--- START OF Data excerpts ---
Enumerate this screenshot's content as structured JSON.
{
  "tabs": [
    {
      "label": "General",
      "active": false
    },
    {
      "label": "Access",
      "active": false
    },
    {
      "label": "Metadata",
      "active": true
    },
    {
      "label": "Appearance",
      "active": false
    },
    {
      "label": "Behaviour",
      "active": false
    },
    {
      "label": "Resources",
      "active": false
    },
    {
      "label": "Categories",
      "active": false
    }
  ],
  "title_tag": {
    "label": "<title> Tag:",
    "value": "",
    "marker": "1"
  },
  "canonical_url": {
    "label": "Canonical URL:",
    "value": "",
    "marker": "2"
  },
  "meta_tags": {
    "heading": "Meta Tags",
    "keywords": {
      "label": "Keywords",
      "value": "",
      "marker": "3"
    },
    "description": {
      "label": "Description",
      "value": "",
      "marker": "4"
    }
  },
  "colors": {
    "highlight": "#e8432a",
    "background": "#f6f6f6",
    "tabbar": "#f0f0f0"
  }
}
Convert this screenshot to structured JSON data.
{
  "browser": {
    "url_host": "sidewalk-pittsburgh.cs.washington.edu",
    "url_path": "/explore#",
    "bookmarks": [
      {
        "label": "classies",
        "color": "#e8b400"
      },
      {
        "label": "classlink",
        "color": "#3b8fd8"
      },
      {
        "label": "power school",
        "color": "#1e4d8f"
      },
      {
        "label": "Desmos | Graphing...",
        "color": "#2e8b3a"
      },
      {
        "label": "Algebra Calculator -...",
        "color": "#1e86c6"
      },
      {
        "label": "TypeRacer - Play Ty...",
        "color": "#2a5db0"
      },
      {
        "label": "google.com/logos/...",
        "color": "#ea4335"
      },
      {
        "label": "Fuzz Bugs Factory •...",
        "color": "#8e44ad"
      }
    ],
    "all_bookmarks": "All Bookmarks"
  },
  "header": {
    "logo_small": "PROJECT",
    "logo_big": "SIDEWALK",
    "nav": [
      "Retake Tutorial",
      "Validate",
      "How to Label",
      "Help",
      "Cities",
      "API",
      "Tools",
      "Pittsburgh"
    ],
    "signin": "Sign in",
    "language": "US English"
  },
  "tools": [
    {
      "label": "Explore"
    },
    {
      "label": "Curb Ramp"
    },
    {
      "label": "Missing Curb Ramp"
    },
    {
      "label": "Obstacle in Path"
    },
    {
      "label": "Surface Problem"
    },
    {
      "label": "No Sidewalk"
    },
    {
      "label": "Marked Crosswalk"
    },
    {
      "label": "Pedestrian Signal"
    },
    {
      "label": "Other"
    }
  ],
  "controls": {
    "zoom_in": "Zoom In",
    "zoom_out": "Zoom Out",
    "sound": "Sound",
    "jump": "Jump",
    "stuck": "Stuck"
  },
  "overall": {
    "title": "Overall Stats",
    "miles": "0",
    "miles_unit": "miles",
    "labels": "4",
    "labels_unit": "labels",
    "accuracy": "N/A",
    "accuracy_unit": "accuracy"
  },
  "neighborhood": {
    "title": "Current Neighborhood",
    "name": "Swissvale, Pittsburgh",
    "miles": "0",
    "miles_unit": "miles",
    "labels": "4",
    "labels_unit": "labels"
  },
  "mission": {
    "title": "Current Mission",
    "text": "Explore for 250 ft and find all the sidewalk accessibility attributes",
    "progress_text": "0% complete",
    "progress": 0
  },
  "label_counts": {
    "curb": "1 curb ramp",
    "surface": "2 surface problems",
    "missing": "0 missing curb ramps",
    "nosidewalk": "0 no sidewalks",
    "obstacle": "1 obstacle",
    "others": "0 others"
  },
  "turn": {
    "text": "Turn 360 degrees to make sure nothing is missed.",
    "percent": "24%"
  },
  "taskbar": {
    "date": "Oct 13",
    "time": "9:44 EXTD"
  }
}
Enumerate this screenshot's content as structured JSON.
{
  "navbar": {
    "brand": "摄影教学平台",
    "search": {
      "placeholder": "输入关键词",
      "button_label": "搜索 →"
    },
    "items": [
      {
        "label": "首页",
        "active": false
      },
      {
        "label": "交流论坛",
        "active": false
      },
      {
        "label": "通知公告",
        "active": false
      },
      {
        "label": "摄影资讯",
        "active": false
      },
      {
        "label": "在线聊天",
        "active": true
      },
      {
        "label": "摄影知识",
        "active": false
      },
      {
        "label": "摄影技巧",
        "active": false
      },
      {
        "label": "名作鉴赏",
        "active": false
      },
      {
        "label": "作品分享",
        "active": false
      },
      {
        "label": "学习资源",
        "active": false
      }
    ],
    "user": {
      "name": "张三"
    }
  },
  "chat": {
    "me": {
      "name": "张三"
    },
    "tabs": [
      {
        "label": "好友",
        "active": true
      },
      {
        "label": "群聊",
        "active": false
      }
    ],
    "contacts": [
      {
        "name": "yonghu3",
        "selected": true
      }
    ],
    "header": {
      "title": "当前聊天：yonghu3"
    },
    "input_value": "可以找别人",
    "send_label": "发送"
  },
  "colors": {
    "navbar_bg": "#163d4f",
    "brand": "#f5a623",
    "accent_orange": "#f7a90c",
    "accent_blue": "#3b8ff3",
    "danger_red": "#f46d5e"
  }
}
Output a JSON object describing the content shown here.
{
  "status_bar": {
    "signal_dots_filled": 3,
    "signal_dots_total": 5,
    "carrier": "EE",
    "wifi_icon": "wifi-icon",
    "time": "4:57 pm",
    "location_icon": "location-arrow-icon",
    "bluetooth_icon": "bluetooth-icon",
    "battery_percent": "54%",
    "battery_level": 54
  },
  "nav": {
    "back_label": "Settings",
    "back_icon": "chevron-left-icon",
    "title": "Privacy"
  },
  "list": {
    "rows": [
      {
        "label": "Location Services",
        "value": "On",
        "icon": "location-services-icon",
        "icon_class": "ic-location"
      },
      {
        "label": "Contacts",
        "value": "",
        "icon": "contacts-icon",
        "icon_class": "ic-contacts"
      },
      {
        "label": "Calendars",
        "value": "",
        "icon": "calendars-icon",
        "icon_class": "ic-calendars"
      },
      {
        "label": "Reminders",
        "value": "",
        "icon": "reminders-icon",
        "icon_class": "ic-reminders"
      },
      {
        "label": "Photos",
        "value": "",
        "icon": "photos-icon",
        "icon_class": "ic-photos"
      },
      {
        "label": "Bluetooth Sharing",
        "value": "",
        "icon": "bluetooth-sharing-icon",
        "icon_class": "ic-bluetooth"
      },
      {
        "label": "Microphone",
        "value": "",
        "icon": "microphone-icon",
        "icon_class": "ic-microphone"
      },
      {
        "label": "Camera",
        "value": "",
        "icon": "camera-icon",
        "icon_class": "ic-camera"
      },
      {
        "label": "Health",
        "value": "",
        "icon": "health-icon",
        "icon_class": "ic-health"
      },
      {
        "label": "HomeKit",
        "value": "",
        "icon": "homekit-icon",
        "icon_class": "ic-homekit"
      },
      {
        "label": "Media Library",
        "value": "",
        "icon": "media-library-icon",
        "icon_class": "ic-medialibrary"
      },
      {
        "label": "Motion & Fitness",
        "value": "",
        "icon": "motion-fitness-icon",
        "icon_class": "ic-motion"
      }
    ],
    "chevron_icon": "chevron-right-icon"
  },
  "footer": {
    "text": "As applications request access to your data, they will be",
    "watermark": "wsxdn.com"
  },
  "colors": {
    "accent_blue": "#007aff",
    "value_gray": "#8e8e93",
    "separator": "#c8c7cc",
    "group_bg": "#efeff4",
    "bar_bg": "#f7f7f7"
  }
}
--- END OF Data excerpts ---
Problem to work on:
Copy out the lines in which the string "chevron" appears.

Solved exercise:
    "back_icon": "chevron-left-icon",
    "chevron_icon": "chevron-right-icon"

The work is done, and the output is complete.